◆ **INSTRUCTION**
Where does the string "Percentile" appear? Copy every line of the entries below that holds it.

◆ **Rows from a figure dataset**
- - - - - - -

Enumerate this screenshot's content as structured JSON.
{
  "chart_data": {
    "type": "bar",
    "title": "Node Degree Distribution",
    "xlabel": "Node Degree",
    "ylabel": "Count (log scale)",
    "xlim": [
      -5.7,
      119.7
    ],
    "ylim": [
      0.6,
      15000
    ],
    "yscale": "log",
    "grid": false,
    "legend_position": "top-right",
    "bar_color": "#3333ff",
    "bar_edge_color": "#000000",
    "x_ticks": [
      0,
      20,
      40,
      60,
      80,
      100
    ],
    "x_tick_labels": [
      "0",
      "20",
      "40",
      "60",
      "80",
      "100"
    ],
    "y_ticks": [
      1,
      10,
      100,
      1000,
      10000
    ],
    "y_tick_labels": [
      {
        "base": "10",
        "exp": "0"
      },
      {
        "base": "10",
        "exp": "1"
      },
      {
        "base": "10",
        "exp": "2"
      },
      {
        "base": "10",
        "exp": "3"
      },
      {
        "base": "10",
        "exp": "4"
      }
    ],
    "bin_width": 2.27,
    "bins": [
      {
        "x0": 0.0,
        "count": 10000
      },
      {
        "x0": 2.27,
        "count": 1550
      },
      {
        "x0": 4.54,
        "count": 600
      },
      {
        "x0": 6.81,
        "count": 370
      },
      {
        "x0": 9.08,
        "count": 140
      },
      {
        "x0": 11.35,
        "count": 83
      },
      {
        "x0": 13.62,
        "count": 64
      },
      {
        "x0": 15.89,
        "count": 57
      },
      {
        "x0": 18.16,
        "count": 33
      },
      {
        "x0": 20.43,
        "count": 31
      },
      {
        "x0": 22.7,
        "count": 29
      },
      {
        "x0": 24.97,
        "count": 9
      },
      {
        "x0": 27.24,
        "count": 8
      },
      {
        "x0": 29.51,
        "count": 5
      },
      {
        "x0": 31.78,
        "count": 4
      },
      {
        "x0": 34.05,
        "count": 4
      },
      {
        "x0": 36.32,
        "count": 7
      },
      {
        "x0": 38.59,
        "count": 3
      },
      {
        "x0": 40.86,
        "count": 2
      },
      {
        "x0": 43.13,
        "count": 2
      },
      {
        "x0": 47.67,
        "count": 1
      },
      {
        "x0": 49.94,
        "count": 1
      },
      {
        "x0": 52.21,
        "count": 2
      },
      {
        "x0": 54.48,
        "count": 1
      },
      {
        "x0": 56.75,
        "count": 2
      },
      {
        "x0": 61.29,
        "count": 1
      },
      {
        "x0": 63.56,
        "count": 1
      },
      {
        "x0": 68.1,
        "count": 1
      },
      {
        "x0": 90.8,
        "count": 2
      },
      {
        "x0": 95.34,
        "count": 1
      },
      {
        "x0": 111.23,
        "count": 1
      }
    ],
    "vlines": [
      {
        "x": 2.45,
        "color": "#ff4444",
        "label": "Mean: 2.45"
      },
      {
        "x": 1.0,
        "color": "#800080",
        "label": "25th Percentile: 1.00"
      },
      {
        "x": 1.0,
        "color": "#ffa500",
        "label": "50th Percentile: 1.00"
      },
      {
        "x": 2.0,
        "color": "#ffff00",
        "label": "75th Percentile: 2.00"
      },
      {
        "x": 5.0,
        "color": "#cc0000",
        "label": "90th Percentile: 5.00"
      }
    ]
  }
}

- - - - - - -

◆ **WORKED ANSWER**
        "label": "25th Percentile: 1.00"
        "label": "50th Percentile: 1.00"
        "label": "75th Percentile: 2.00"
        "label": "90th Percentile: 5.00"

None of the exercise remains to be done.